OBJECTIVE:
The data must be written out once more, precisely as given.

INFORMATION PROVIDED:
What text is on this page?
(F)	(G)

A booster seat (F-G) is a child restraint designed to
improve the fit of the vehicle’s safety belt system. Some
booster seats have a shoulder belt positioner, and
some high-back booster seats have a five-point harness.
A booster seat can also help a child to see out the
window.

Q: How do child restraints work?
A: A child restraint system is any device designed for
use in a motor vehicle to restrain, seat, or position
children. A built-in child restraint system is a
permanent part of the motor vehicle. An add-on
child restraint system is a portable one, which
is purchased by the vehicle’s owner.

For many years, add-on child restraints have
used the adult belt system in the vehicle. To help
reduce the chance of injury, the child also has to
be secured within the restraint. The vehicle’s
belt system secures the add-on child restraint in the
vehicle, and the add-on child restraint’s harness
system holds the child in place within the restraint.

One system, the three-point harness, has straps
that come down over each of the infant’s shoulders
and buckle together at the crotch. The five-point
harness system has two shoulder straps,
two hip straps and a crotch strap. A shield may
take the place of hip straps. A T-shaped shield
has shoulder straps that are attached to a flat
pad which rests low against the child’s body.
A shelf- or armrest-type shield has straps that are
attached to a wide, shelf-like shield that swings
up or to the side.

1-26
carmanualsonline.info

RESPONSE BELOW:
What text is on this page?
(F)	(G)

A booster seat (F-G) is a child restraint designed to
improve the fit of the vehicle’s safety belt system. Some
booster seats have a shoulder belt positioner, and
some high-back booster seats have a five-point harness.
A booster seat can also help a child to see out the
window.

Q: How do child restraints work?
A: A child restraint system is any device designed for
use in a motor vehicle to restrain, seat, or position
children. A built-in child restraint system is a
permanent part of the motor vehicle. An add-on
child restraint system is a portable one, which
is purchased by the vehicle’s owner.

For many years, add-on child restraints have
used the adult belt system in the vehicle. To help
reduce the chance of injury, the child also has to
be secured within the restraint. The vehicle’s
belt system secures the add-on child restraint in the
vehicle, and the add-on child restraint’s harness
system holds the child in place within the restraint.

One system, the three-point harness, has straps
that come down over each of the infant’s shoulders
and buckle together at the crotch. The five-point
harness system has two shoulder straps,
two hip straps and a crotch strap. A shield may
take the place of hip straps. A T-shaped shield
has shoulder straps that are attached to a flat
pad which rests low against the child’s body.
A shelf- or armrest-type shield has straps that are
attached to a wide, shelf-like shield that swings
up or to the side.

1-26
carmanualsonline.info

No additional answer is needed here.